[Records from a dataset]
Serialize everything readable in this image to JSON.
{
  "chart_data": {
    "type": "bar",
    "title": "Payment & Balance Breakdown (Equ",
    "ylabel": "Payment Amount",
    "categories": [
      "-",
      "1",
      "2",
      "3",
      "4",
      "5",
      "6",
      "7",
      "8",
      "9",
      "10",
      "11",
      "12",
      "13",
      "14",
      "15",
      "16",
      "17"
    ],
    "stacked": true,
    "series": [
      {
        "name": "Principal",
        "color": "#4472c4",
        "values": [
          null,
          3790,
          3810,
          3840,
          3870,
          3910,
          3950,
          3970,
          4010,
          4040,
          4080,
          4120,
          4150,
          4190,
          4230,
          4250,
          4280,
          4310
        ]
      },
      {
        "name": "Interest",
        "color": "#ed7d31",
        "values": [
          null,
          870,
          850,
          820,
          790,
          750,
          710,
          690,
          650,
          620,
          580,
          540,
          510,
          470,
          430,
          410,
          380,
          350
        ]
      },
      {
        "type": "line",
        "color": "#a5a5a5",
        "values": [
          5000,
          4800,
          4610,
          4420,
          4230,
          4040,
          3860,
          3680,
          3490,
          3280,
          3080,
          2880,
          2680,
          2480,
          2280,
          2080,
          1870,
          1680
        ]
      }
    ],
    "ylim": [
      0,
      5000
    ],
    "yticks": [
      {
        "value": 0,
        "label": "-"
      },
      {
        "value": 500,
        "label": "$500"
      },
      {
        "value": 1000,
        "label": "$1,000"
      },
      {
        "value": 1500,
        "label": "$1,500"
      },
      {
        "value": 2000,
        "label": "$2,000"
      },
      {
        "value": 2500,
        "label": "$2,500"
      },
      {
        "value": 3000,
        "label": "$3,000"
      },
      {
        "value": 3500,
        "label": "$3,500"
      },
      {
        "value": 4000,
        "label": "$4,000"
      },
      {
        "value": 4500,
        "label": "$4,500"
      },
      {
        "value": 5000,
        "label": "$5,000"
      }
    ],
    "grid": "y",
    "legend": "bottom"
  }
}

- [Exercise description] Repeat all the records. Match each line exactly.

- [Result of this exercise]
Serialize everything readable in this image to JSON.
{
  "chart_data": {
    "type": "bar",
    "title": "Payment & Balance Breakdown (Equ",
    "ylabel": "Payment Amount",
    "categories": [
      "-",
      "1",
      "2",
      "3",
      "4",
      "5",
      "6",
      "7",
      "8",
      "9",
      "10",
      "11",
      "12",
      "13",
      "14",
      "15",
      "16",
      "17"
    ],
    "stacked": true,
    "series": [
      {
        "name": "Principal",
        "color": "#4472c4",
        "values": [
          null,
          3790,
          3810,
          3840,
          3870,
          3910,
          3950,
          3970,
          4010,
          4040,
          4080,
          4120,
          4150,
          4190,
          4230,
          4250,
          4280,
          4310
        ]
      },
      {
        "name": "Interest",
        "color": "#ed7d31",
        "values": [
          null,
          870,
          850,
          820,
          790,
          750,
          710,
          690,
          650,
          620,
          580,
          540,
          510,
          470,
          430,
          410,
          380,
          350
        ]
      },
      {
        "type": "line",
        "color": "#a5a5a5",
        "values": [
          5000,
          4800,
          4610,
          4420,
          4230,
          4040,
          3860,
          3680,
          3490,
          3280,
          3080,
          2880,
          2680,
          2480,
          2280,
          2080,
          1870,
          1680
        ]
      }
    ],
    "ylim": [
      0,
      5000
    ],
    "yticks": [
      {
        "value": 0,
        "label": "-"
      },
      {
        "value": 500,
        "label": "$500"
      },
      {
        "value": 1000,
        "label": "$1,000"
      },
      {
        "value": 1500,
        "label": "$1,500"
      },
      {
        "value": 2000,
        "label": "$2,000"
      },
      {
        "value": 2500,
        "label": "$2,500"
      },
      {
        "value": 3000,
        "label": "$3,000"
      },
      {
        "value": 3500,
        "label": "$3,500"
      },
      {
        "value": 4000,
        "label": "$4,000"
      },
      {
        "value": 4500,
        "label": "$4,500"
      },
      {
        "value": 5000,
        "label": "$5,000"
      }
    ],
    "grid": "y",
    "legend": "bottom"
  }
}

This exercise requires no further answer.